Extracts from a graphics dataset

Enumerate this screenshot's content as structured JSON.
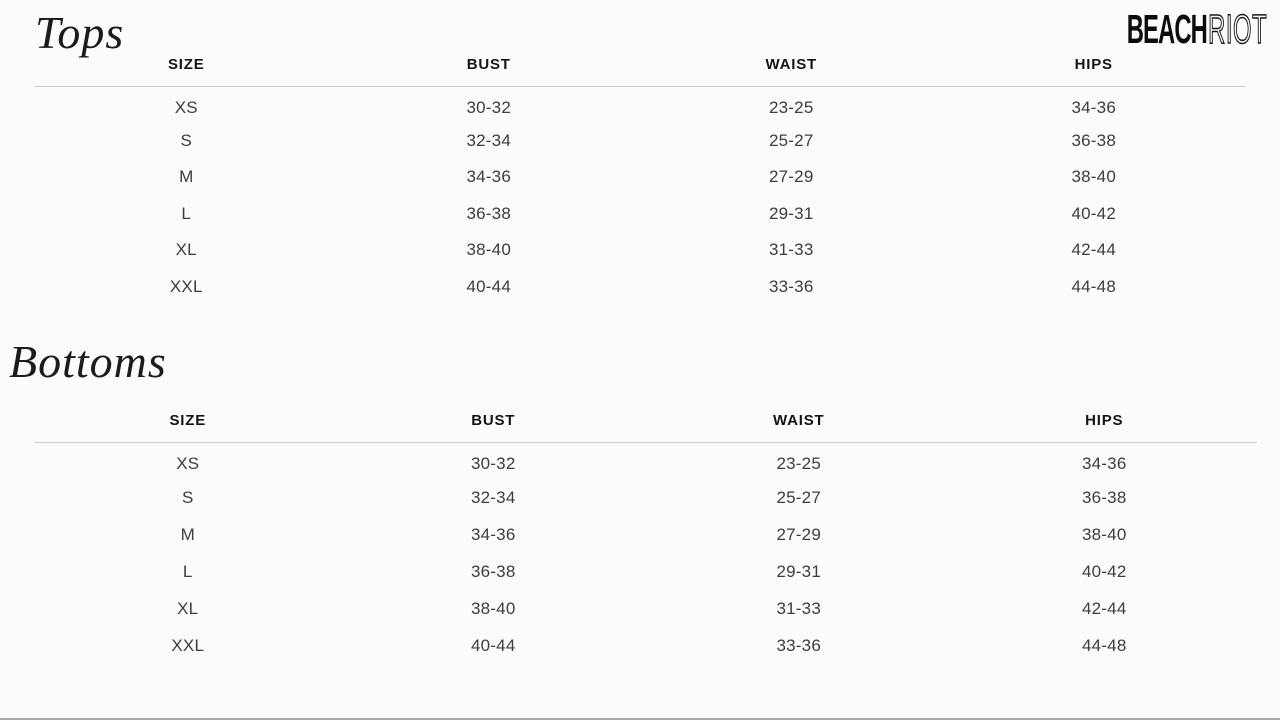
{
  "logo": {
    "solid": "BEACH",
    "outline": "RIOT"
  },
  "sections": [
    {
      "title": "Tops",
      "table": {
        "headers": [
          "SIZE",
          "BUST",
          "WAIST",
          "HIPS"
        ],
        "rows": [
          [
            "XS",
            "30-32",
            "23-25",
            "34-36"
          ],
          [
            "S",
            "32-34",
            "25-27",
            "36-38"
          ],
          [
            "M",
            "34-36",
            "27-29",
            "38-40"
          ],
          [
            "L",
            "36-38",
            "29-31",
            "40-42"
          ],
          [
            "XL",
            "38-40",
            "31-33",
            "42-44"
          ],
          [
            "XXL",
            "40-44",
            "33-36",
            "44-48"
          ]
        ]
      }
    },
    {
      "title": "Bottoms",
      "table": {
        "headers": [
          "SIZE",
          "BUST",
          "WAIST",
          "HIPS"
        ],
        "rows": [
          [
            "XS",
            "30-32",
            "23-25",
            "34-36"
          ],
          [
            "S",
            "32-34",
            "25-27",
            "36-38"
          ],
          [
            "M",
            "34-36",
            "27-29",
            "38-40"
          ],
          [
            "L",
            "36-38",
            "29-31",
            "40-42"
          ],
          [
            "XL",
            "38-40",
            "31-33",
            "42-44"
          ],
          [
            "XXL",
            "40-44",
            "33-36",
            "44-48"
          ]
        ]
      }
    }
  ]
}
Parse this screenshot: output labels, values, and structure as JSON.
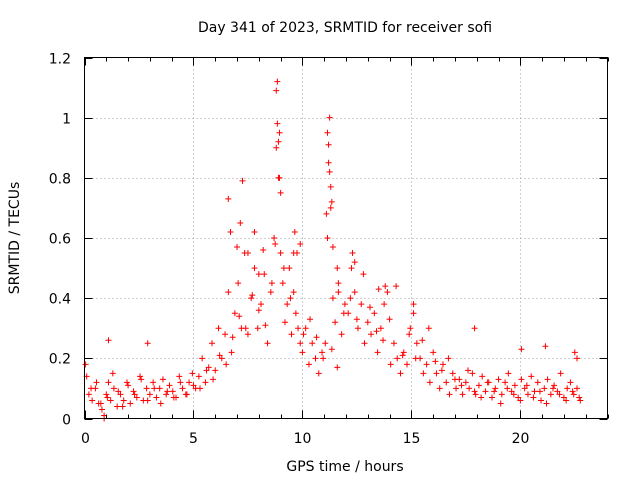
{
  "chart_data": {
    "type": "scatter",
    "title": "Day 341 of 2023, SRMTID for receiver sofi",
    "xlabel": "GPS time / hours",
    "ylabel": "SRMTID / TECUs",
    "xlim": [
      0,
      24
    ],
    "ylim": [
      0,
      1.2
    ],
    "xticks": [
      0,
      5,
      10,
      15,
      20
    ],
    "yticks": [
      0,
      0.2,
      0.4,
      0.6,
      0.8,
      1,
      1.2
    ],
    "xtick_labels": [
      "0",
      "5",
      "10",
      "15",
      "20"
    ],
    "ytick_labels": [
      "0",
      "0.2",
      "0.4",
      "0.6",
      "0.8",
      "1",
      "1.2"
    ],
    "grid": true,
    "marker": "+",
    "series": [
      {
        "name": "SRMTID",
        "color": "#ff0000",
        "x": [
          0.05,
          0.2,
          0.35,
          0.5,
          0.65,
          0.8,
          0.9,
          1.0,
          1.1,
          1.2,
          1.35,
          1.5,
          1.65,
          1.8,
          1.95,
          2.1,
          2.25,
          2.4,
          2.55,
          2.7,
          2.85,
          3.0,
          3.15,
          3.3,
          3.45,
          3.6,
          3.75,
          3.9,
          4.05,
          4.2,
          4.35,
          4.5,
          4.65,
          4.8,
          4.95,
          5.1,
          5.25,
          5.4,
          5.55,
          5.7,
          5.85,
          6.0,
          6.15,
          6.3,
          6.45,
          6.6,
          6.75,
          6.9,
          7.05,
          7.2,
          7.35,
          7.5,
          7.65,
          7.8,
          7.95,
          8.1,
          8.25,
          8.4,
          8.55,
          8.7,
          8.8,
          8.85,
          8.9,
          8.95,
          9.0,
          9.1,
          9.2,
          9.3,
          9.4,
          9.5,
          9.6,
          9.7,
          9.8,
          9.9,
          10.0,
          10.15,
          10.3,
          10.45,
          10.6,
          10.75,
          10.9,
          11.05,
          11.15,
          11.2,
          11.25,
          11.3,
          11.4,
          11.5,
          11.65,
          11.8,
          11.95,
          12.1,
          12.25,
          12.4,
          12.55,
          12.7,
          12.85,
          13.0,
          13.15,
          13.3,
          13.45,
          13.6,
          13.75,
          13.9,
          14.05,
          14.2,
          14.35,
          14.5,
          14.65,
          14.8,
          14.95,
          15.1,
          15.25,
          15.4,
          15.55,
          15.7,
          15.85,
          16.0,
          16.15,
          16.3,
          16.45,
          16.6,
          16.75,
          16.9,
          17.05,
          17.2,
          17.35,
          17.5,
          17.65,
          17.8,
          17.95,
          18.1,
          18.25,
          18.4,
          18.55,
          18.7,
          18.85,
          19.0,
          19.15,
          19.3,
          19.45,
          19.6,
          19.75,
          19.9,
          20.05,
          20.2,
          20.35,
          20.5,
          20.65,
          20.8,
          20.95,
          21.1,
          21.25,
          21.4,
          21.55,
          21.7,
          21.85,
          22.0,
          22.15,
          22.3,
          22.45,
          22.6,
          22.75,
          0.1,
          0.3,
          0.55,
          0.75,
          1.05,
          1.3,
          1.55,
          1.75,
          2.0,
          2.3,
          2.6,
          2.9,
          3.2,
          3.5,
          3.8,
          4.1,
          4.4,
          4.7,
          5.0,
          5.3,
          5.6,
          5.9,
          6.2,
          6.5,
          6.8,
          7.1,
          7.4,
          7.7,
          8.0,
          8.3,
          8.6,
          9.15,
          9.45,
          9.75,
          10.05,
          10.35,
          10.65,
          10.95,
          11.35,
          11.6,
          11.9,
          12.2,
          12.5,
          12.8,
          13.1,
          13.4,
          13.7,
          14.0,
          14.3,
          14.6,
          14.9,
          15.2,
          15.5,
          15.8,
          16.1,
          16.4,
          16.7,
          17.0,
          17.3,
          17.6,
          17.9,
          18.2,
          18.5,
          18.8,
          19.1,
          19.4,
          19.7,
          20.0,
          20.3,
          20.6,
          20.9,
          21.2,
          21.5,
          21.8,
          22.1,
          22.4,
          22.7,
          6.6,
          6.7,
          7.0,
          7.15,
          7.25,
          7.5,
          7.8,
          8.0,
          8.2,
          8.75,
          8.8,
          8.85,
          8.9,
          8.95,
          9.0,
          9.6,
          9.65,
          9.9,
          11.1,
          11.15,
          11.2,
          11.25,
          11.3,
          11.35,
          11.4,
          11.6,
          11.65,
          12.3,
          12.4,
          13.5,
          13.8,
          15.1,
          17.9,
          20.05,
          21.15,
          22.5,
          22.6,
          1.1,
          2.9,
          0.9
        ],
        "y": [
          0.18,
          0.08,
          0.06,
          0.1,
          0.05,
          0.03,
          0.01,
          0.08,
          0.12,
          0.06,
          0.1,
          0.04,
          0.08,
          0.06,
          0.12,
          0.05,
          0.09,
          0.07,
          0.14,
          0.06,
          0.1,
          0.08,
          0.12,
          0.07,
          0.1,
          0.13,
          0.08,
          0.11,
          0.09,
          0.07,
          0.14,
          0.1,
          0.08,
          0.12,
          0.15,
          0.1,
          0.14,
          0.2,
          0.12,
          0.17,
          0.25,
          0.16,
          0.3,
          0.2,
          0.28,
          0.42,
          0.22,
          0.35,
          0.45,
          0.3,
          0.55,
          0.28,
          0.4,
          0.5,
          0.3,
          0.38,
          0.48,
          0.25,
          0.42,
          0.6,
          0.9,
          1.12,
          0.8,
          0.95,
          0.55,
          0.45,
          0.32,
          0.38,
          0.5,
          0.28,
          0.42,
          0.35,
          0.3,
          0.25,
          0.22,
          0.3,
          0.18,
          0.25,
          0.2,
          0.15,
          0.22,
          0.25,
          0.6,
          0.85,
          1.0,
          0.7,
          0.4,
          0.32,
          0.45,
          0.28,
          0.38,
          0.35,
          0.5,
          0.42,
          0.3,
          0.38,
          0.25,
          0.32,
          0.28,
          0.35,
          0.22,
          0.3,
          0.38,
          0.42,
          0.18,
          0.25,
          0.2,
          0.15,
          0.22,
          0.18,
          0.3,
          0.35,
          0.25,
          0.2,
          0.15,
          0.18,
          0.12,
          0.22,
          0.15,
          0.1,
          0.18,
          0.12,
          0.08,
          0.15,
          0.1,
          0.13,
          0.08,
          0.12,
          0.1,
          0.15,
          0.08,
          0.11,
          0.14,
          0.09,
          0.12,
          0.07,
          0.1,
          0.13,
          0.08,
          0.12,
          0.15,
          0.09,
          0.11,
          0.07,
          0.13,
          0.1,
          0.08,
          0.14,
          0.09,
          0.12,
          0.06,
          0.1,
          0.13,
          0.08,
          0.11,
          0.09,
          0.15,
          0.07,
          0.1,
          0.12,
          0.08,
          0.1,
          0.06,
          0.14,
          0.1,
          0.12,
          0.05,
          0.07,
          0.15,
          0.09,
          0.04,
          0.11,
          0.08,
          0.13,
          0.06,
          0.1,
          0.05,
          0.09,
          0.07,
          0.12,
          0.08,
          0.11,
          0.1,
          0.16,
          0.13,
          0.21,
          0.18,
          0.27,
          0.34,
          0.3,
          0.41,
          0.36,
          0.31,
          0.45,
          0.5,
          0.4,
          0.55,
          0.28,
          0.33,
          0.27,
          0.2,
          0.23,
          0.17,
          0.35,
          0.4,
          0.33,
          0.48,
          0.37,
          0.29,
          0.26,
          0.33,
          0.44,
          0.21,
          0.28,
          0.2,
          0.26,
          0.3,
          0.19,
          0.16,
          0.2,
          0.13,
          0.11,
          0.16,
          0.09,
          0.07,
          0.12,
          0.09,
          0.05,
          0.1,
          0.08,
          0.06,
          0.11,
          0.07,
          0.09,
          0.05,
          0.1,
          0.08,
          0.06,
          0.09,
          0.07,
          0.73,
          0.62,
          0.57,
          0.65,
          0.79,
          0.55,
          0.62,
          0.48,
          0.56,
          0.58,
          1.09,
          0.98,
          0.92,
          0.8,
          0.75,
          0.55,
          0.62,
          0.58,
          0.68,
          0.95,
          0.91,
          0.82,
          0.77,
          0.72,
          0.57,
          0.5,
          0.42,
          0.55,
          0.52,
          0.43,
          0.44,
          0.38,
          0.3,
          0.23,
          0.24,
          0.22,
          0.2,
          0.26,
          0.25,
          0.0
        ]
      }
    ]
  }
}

__Work to do__:
Using the listing above, list every line in which the string "title" occurs.

__Answer to the exercise__:
      "title": "Tops",
      "title": "Bottoms",
    "title": "Day 341 of 2023, SRMTID for receiver sofi",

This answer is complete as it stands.